Provided records ::
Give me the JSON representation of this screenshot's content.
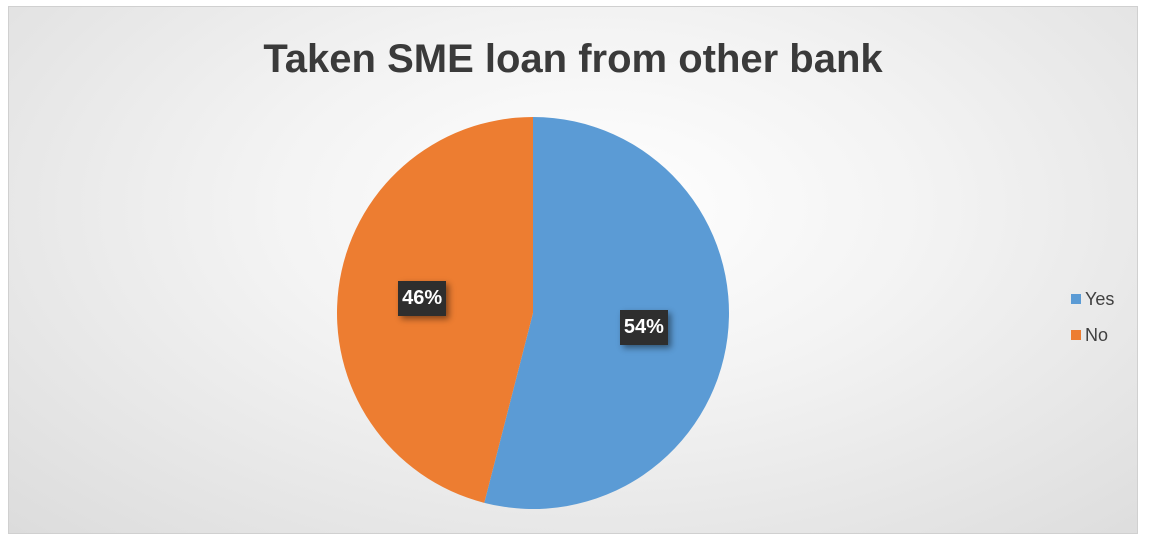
{
  "chart_data": {
    "type": "pie",
    "title": "Taken SME loan from other bank",
    "categories": [
      "Yes",
      "No"
    ],
    "values": [
      54,
      46
    ],
    "labels": [
      "54%",
      "46%"
    ],
    "colors": [
      "#5B9BD5",
      "#ED7D31"
    ],
    "legend_position": "right"
  }
}
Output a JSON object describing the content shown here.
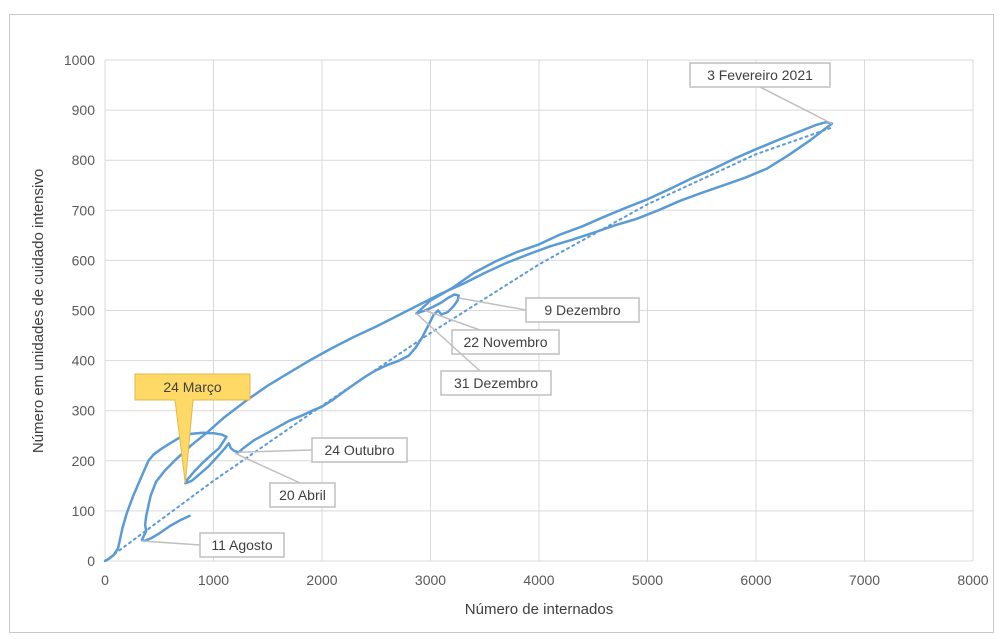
{
  "chart_data": {
    "type": "scatter",
    "title": "",
    "xlabel": "Número de internados",
    "ylabel": "Número em unidades de cuidado intensivo",
    "xlim": [
      0,
      8000
    ],
    "ylim": [
      0,
      1000
    ],
    "xticks": [
      0,
      1000,
      2000,
      3000,
      4000,
      5000,
      6000,
      7000,
      8000
    ],
    "yticks": [
      0,
      100,
      200,
      300,
      400,
      500,
      600,
      700,
      800,
      900,
      1000
    ],
    "grid": true,
    "legend": "none",
    "colors": {
      "series": "#5b9bd5",
      "gridline": "#d9d9d9",
      "highlight_fill": "#ffd966",
      "callout_border": "#bfbfbf"
    },
    "series": [
      {
        "style": "solid",
        "points": [
          [
            0,
            0
          ],
          [
            40,
            5
          ],
          [
            80,
            12
          ],
          [
            120,
            25
          ],
          [
            140,
            45
          ],
          [
            160,
            65
          ],
          [
            200,
            95
          ],
          [
            260,
            130
          ],
          [
            330,
            165
          ],
          [
            400,
            200
          ],
          [
            450,
            213
          ],
          [
            520,
            224
          ],
          [
            600,
            235
          ],
          [
            700,
            248
          ],
          [
            800,
            254
          ],
          [
            900,
            256
          ],
          [
            1000,
            255
          ],
          [
            1080,
            252
          ],
          [
            1120,
            248
          ],
          [
            1050,
            225
          ],
          [
            980,
            212
          ],
          [
            900,
            196
          ],
          [
            820,
            178
          ],
          [
            760,
            163
          ],
          [
            740,
            155
          ],
          [
            800,
            160
          ],
          [
            880,
            175
          ],
          [
            950,
            188
          ],
          [
            1030,
            207
          ],
          [
            1100,
            224
          ],
          [
            1140,
            235
          ],
          [
            1160,
            225
          ],
          [
            1190,
            220
          ],
          [
            1230,
            217
          ],
          [
            1280,
            226
          ],
          [
            1380,
            242
          ],
          [
            1500,
            256
          ],
          [
            1600,
            268
          ],
          [
            1700,
            280
          ],
          [
            1800,
            289
          ],
          [
            1900,
            299
          ],
          [
            2000,
            308
          ],
          [
            2100,
            322
          ],
          [
            2200,
            338
          ],
          [
            2300,
            353
          ],
          [
            2400,
            368
          ],
          [
            2500,
            381
          ],
          [
            2600,
            391
          ],
          [
            2700,
            399
          ],
          [
            2800,
            410
          ],
          [
            2860,
            425
          ],
          [
            2920,
            445
          ],
          [
            2980,
            470
          ],
          [
            3030,
            492
          ],
          [
            3070,
            500
          ],
          [
            3100,
            492
          ],
          [
            3160,
            497
          ],
          [
            3210,
            508
          ],
          [
            3250,
            520
          ],
          [
            3260,
            530
          ],
          [
            3220,
            532
          ],
          [
            3160,
            525
          ],
          [
            3100,
            516
          ],
          [
            3030,
            508
          ],
          [
            2950,
            500
          ],
          [
            2870,
            494
          ],
          [
            3000,
            520
          ],
          [
            3200,
            545
          ],
          [
            3400,
            575
          ],
          [
            3600,
            598
          ],
          [
            3800,
            617
          ],
          [
            4000,
            632
          ],
          [
            4200,
            652
          ],
          [
            4400,
            668
          ],
          [
            4600,
            687
          ],
          [
            4800,
            705
          ],
          [
            5000,
            722
          ],
          [
            5200,
            742
          ],
          [
            5400,
            763
          ],
          [
            5600,
            782
          ],
          [
            5800,
            803
          ],
          [
            6000,
            822
          ],
          [
            6200,
            840
          ],
          [
            6400,
            857
          ],
          [
            6550,
            870
          ],
          [
            6650,
            876
          ],
          [
            6700,
            873
          ],
          [
            6620,
            860
          ],
          [
            6500,
            840
          ],
          [
            6300,
            810
          ],
          [
            6100,
            783
          ],
          [
            5900,
            765
          ],
          [
            5700,
            750
          ],
          [
            5500,
            735
          ],
          [
            5300,
            719
          ],
          [
            5100,
            700
          ],
          [
            4900,
            683
          ],
          [
            4700,
            670
          ],
          [
            4500,
            655
          ],
          [
            4300,
            641
          ],
          [
            4100,
            628
          ],
          [
            3900,
            612
          ],
          [
            3700,
            595
          ],
          [
            3500,
            575
          ],
          [
            3300,
            553
          ],
          [
            3100,
            534
          ],
          [
            2900,
            512
          ],
          [
            2700,
            490
          ],
          [
            2500,
            468
          ],
          [
            2300,
            448
          ],
          [
            2100,
            426
          ],
          [
            1900,
            402
          ],
          [
            1700,
            376
          ],
          [
            1500,
            350
          ],
          [
            1300,
            320
          ],
          [
            1100,
            287
          ],
          [
            950,
            258
          ],
          [
            800,
            232
          ],
          [
            650,
            202
          ],
          [
            550,
            180
          ],
          [
            470,
            158
          ],
          [
            420,
            130
          ],
          [
            400,
            110
          ],
          [
            380,
            90
          ],
          [
            370,
            72
          ],
          [
            380,
            60
          ],
          [
            340,
            42
          ],
          [
            360,
            40
          ],
          [
            420,
            45
          ],
          [
            500,
            55
          ],
          [
            600,
            70
          ],
          [
            700,
            82
          ],
          [
            780,
            90
          ]
        ]
      },
      {
        "style": "dotted",
        "points": [
          [
            0,
            0
          ],
          [
            1000,
            160
          ],
          [
            2000,
            310
          ],
          [
            3000,
            455
          ],
          [
            4000,
            592
          ],
          [
            5000,
            712
          ],
          [
            6000,
            812
          ],
          [
            6700,
            865
          ]
        ]
      }
    ],
    "annotations": [
      {
        "text": "3 Fevereiro 2021",
        "point": [
          6700,
          873
        ],
        "highlight": false
      },
      {
        "text": "9 Dezembro",
        "point": [
          3260,
          525
        ],
        "highlight": false
      },
      {
        "text": "22 Novembro",
        "point": [
          2950,
          500
        ],
        "highlight": false
      },
      {
        "text": "31 Dezembro",
        "point": [
          2870,
          494
        ],
        "highlight": false
      },
      {
        "text": "24 Outubro",
        "point": [
          1230,
          217
        ],
        "highlight": false
      },
      {
        "text": "20 Abril",
        "point": [
          1200,
          215
        ],
        "highlight": false
      },
      {
        "text": "24 Março",
        "point": [
          740,
          155
        ],
        "highlight": true
      },
      {
        "text": "11 Agosto",
        "point": [
          340,
          40
        ],
        "highlight": false
      }
    ]
  }
}
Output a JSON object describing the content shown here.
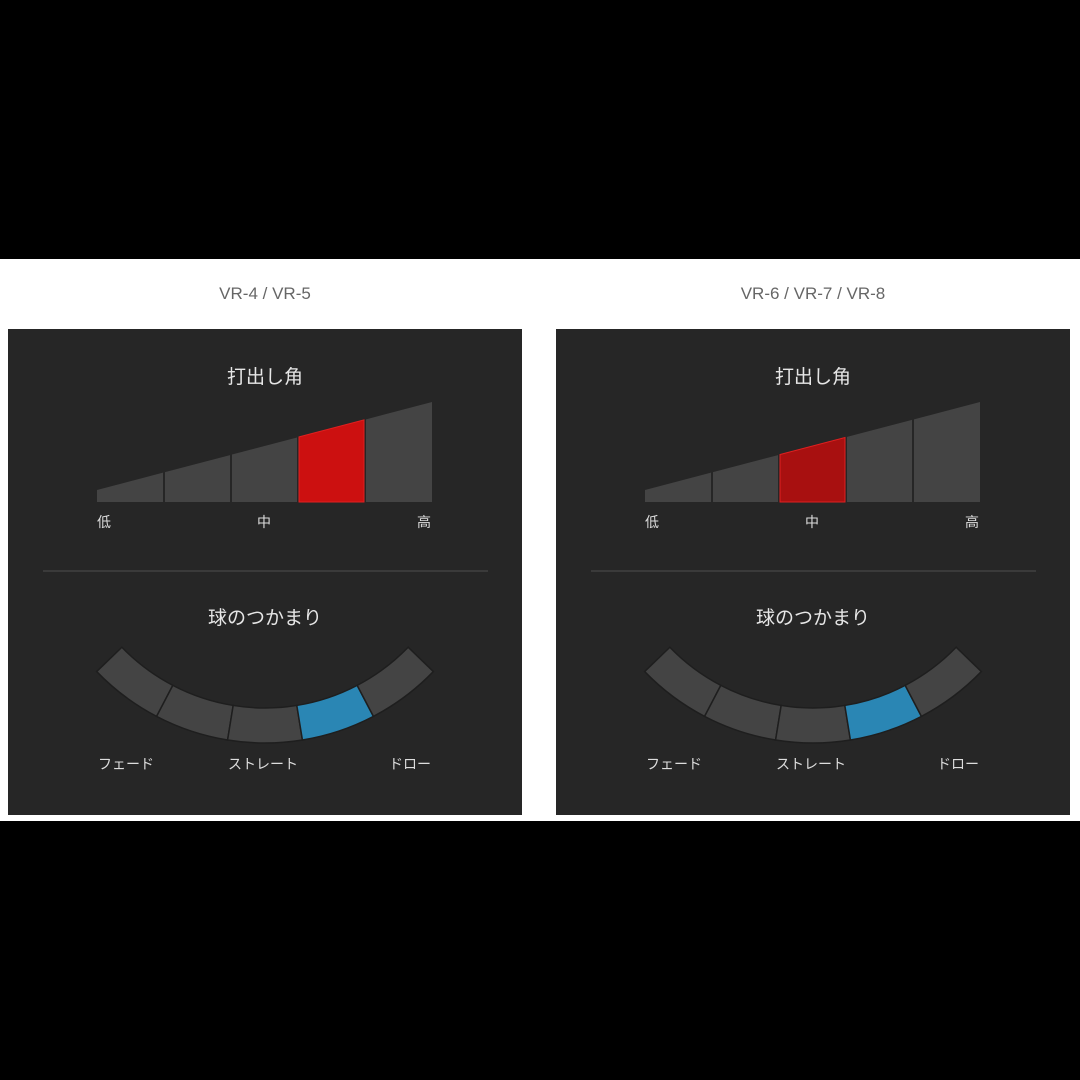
{
  "colors": {
    "panel": "#262626",
    "segment": "#444444",
    "launch_highlight": [
      "#cc1010",
      "#a81010"
    ],
    "draw_highlight": "#2a86b4"
  },
  "panels": [
    {
      "model": "VR-4 / VR-5",
      "launch": {
        "title": "打出し角",
        "labels": [
          "低",
          "中",
          "高"
        ],
        "levels": 5,
        "selected": 4
      },
      "grip": {
        "title": "球のつかまり",
        "labels": [
          "フェード",
          "ストレート",
          "ドロー"
        ],
        "levels": 5,
        "selected": 4
      }
    },
    {
      "model": "VR-6 / VR-7 / VR-8",
      "launch": {
        "title": "打出し角",
        "labels": [
          "低",
          "中",
          "高"
        ],
        "levels": 5,
        "selected": 3
      },
      "grip": {
        "title": "球のつかまり",
        "labels": [
          "フェード",
          "ストレート",
          "ドロー"
        ],
        "levels": 5,
        "selected": 4
      }
    }
  ]
}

Task details ::
Above are records with pictures; repeat the records exactly and leave the pictures out.

Written response ::
Give me the JSON representation of this screenshot's content.
{
  "chart_data": {
    "type": "pie",
    "title": "Taken SME loan from other bank",
    "categories": [
      "Yes",
      "No"
    ],
    "values": [
      54,
      46
    ],
    "labels": [
      "54%",
      "46%"
    ],
    "colors": [
      "#5B9BD5",
      "#ED7D31"
    ],
    "legend_position": "right"
  }
}
Output a JSON object describing the content shown here.
{
  "chart_data": {
    "type": "scatter",
    "title": "",
    "xlabel": "Número de internados",
    "ylabel": "Número em unidades de cuidado intensivo",
    "xlim": [
      0,
      8000
    ],
    "ylim": [
      0,
      1000
    ],
    "xticks": [
      0,
      1000,
      2000,
      3000,
      4000,
      5000,
      6000,
      7000,
      8000
    ],
    "yticks": [
      0,
      100,
      200,
      300,
      400,
      500,
      600,
      700,
      800,
      900,
      1000
    ],
    "grid": true,
    "legend": "none",
    "colors": {
      "series": "#5b9bd5",
      "gridline": "#d9d9d9",
      "highlight_fill": "#ffd966",
      "callout_border": "#bfbfbf"
    },
    "series": [
      {
        "style": "solid",
        "points": [
          [
            0,
            0
          ],
          [
            40,
            5
          ],
          [
            80,
            12
          ],
          [
            120,
            25
          ],
          [
            140,
            45
          ],
          [
            160,
            65
          ],
          [
            200,
            95
          ],
          [
            260,
            130
          ],
          [
            330,
            165
          ],
          [
            400,
            200
          ],
          [
            450,
            213
          ],
          [
            520,
            224
          ],
          [
            600,
            235
          ],
          [
            700,
            248
          ],
          [
            800,
            254
          ],
          [
            900,
            256
          ],
          [
            1000,
            255
          ],
          [
            1080,
            252
          ],
          [
            1120,
            248
          ],
          [
            1050,
            225
          ],
          [
            980,
            212
          ],
          [
            900,
            196
          ],
          [
            820,
            178
          ],
          [
            760,
            163
          ],
          [
            740,
            155
          ],
          [
            800,
            160
          ],
          [
            880,
            175
          ],
          [
            950,
            188
          ],
          [
            1030,
            207
          ],
          [
            1100,
            224
          ],
          [
            1140,
            235
          ],
          [
            1160,
            225
          ],
          [
            1190,
            220
          ],
          [
            1230,
            217
          ],
          [
            1280,
            226
          ],
          [
            1380,
            242
          ],
          [
            1500,
            256
          ],
          [
            1600,
            268
          ],
          [
            1700,
            280
          ],
          [
            1800,
            289
          ],
          [
            1900,
            299
          ],
          [
            2000,
            308
          ],
          [
            2100,
            322
          ],
          [
            2200,
            338
          ],
          [
            2300,
            353
          ],
          [
            2400,
            368
          ],
          [
            2500,
            381
          ],
          [
            2600,
            391
          ],
          [
            2700,
            399
          ],
          [
            2800,
            410
          ],
          [
            2860,
            425
          ],
          [
            2920,
            445
          ],
          [
            2980,
            470
          ],
          [
            3030,
            492
          ],
          [
            3070,
            500
          ],
          [
            3100,
            492
          ],
          [
            3160,
            497
          ],
          [
            3210,
            508
          ],
          [
            3250,
            520
          ],
          [
            3260,
            530
          ],
          [
            3220,
            532
          ],
          [
            3160,
            525
          ],
          [
            3100,
            516
          ],
          [
            3030,
            508
          ],
          [
            2950,
            500
          ],
          [
            2870,
            494
          ],
          [
            3000,
            520
          ],
          [
            3200,
            545
          ],
          [
            3400,
            575
          ],
          [
            3600,
            598
          ],
          [
            3800,
            617
          ],
          [
            4000,
            632
          ],
          [
            4200,
            652
          ],
          [
            4400,
            668
          ],
          [
            4600,
            687
          ],
          [
            4800,
            705
          ],
          [
            5000,
            722
          ],
          [
            5200,
            742
          ],
          [
            5400,
            763
          ],
          [
            5600,
            782
          ],
          [
            5800,
            803
          ],
          [
            6000,
            822
          ],
          [
            6200,
            840
          ],
          [
            6400,
            857
          ],
          [
            6550,
            870
          ],
          [
            6650,
            876
          ],
          [
            6700,
            873
          ],
          [
            6620,
            860
          ],
          [
            6500,
            840
          ],
          [
            6300,
            810
          ],
          [
            6100,
            783
          ],
          [
            5900,
            765
          ],
          [
            5700,
            750
          ],
          [
            5500,
            735
          ],
          [
            5300,
            719
          ],
          [
            5100,
            700
          ],
          [
            4900,
            683
          ],
          [
            4700,
            670
          ],
          [
            4500,
            655
          ],
          [
            4300,
            641
          ],
          [
            4100,
            628
          ],
          [
            3900,
            612
          ],
          [
            3700,
            595
          ],
          [
            3500,
            575
          ],
          [
            3300,
            553
          ],
          [
            3100,
            534
          ],
          [
            2900,
            512
          ],
          [
            2700,
            490
          ],
          [
            2500,
            468
          ],
          [
            2300,
            448
          ],
          [
            2100,
            426
          ],
          [
            1900,
            402
          ],
          [
            1700,
            376
          ],
          [
            1500,
            350
          ],
          [
            1300,
            320
          ],
          [
            1100,
            287
          ],
          [
            950,
            258
          ],
          [
            800,
            232
          ],
          [
            650,
            202
          ],
          [
            550,
            180
          ],
          [
            470,
            158
          ],
          [
            420,
            130
          ],
          [
            400,
            110
          ],
          [
            380,
            90
          ],
          [
            370,
            72
          ],
          [
            380,
            60
          ],
          [
            340,
            42
          ],
          [
            360,
            40
          ],
          [
            420,
            45
          ],
          [
            500,
            55
          ],
          [
            600,
            70
          ],
          [
            700,
            82
          ],
          [
            780,
            90
          ]
        ]
      },
      {
        "style": "dotted",
        "points": [
          [
            0,
            0
          ],
          [
            1000,
            160
          ],
          [
            2000,
            310
          ],
          [
            3000,
            455
          ],
          [
            4000,
            592
          ],
          [
            5000,
            712
          ],
          [
            6000,
            812
          ],
          [
            6700,
            865
          ]
        ]
      }
    ],
    "annotations": [
      {
        "text": "3 Fevereiro 2021",
        "point": [
          6700,
          873
        ],
        "highlight": false
      },
      {
        "text": "9 Dezembro",
        "point": [
          3260,
          525
        ],
        "highlight": false
      },
      {
        "text": "22 Novembro",
        "point": [
          2950,
          500
        ],
        "highlight": false
      },
      {
        "text": "31 Dezembro",
        "point": [
          2870,
          494
        ],
        "highlight": false
      },
      {
        "text": "24 Outubro",
        "point": [
          1230,
          217
        ],
        "highlight": false
      },
      {
        "text": "20 Abril",
        "point": [
          1200,
          215
        ],
        "highlight": false
      },
      {
        "text": "24 Março",
        "point": [
          740,
          155
        ],
        "highlight": true
      },
      {
        "text": "11 Agosto",
        "point": [
          340,
          40
        ],
        "highlight": false
      }
    ]
  }
}
Output a JSON object describing the content shown here.
{
  "colors": {
    "panel": "#262626",
    "segment": "#444444",
    "launch_highlight": [
      "#cc1010",
      "#a81010"
    ],
    "draw_highlight": "#2a86b4"
  },
  "panels": [
    {
      "model": "VR-4 / VR-5",
      "launch": {
        "title": "打出し角",
        "labels": [
          "低",
          "中",
          "高"
        ],
        "levels": 5,
        "selected": 4
      },
      "grip": {
        "title": "球のつかまり",
        "labels": [
          "フェード",
          "ストレート",
          "ドロー"
        ],
        "levels": 5,
        "selected": 4
      }
    },
    {
      "model": "VR-6 / VR-7 / VR-8",
      "launch": {
        "title": "打出し角",
        "labels": [
          "低",
          "中",
          "高"
        ],
        "levels": 5,
        "selected": 3
      },
      "grip": {
        "title": "球のつかまり",
        "labels": [
          "フェード",
          "ストレート",
          "ドロー"
        ],
        "levels": 5,
        "selected": 4
      }
    }
  ]
}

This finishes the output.